• EXERCISE GOAL:
Gather every line that includes the word "Specialist", please.
◇ ◇ ◇
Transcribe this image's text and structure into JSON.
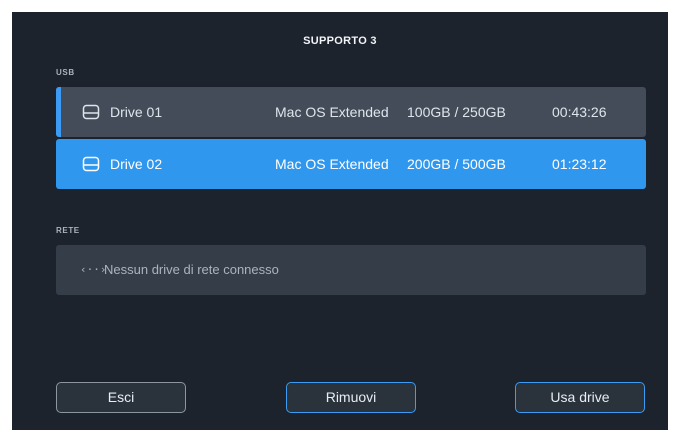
{
  "dialog": {
    "title": "SUPPORTO 3"
  },
  "usb": {
    "section_label": "USB",
    "drives": [
      {
        "icon": "drive-icon",
        "name": "Drive 01",
        "format": "Mac OS Extended",
        "capacity": "100GB / 250GB",
        "time_remaining": "00:43:26",
        "selected": false
      },
      {
        "icon": "drive-icon",
        "name": "Drive 02",
        "format": "Mac OS Extended",
        "capacity": "200GB / 500GB",
        "time_remaining": "01:23:12",
        "selected": true
      }
    ]
  },
  "network": {
    "section_label": "RETE",
    "icon": "network-link-icon",
    "icon_glyph": "‹··›",
    "empty_message": "Nessun drive di rete connesso"
  },
  "buttons": {
    "exit_label": "Esci",
    "remove_label": "Rimuovi",
    "use_drive_label": "Usa drive"
  },
  "colors": {
    "background": "#1c232c",
    "row": "#434c58",
    "selected_row": "#3097ef",
    "accent": "#3b9bf5",
    "network_row": "#353d48"
  }
}
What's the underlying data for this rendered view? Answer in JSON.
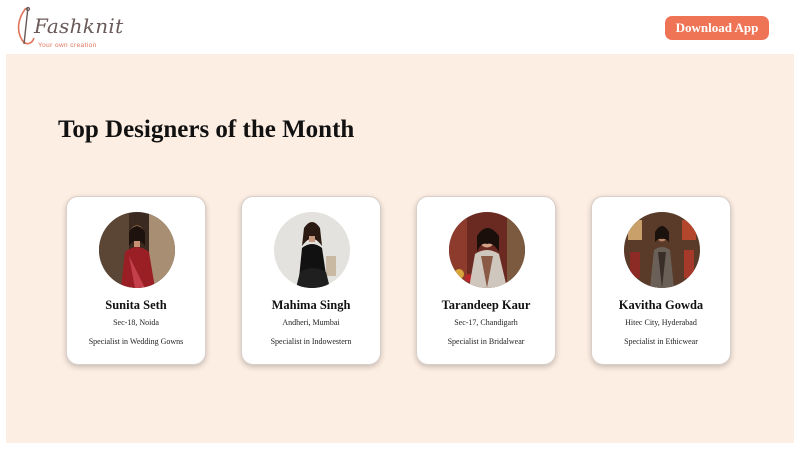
{
  "header": {
    "logo_text": "Fashknit",
    "logo_tagline": "Your own creation",
    "download_label": "Download App"
  },
  "section": {
    "title": "Top Designers of the Month"
  },
  "designers": [
    {
      "name": "Sunita Seth",
      "location": "Sec-18, Noida",
      "specialty": "Specialist in Wedding Gowns"
    },
    {
      "name": "Mahima Singh",
      "location": "Andheri, Mumbai",
      "specialty": "Specialist in Indowestern"
    },
    {
      "name": "Tarandeep Kaur",
      "location": "Sec-17, Chandigarh",
      "specialty": "Specialist in Bridalwear"
    },
    {
      "name": "Kavitha Gowda",
      "location": "Hitec City, Hyderabad",
      "specialty": "Specialist in Ethicwear"
    }
  ],
  "colors": {
    "accent": "#ef7455",
    "panel_bg": "#fdeee3",
    "card_bg": "#ffffff"
  }
}
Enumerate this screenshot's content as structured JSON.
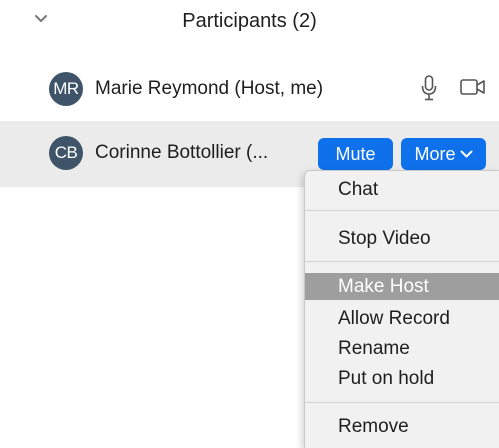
{
  "header": {
    "title": "Participants (2)",
    "chevron_icon": "chevron-down-icon"
  },
  "participants": [
    {
      "initials": "MR",
      "name": "Marie Reymond (Host, me)",
      "avatar_color": "#3f5468",
      "icons": [
        "microphone-icon",
        "video-camera-icon"
      ]
    },
    {
      "initials": "CB",
      "name": "Corinne Bottollier (...",
      "avatar_color": "#3f5468",
      "mute_label": "Mute",
      "more_label": "More"
    }
  ],
  "menu": {
    "items": [
      "Chat",
      "Stop Video",
      "Make Host",
      "Allow Record",
      "Rename",
      "Put on hold",
      "Remove"
    ],
    "highlighted": "Make Host"
  },
  "colors": {
    "accent": "#0e71eb",
    "selected_row": "#ebebeb",
    "menu_highlight": "#9e9e9e"
  }
}
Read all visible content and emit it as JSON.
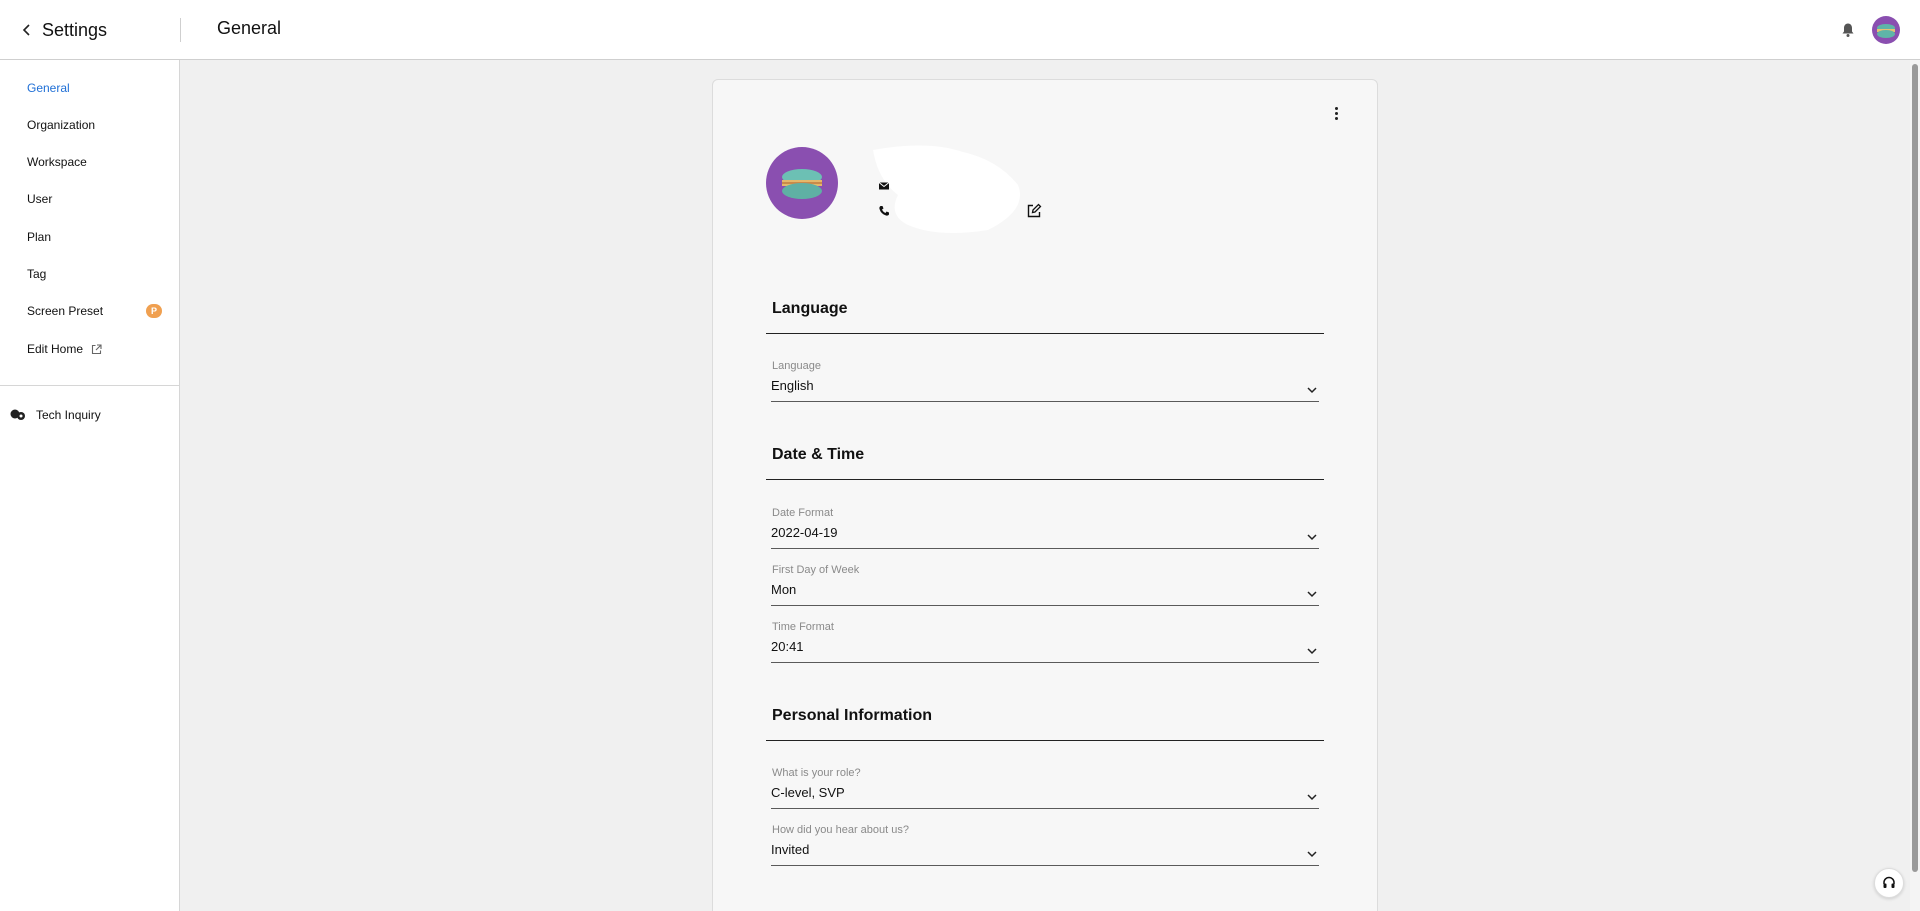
◇ ◇ ◇
• SOLUTION BELOW:
      "specialty": "Specialist in Wedding Gowns"
      "specialty": "Specialist in Indowestern"
      "specialty": "Specialist in Bridalwear"
      "specialty": "Specialist in Ethicwear"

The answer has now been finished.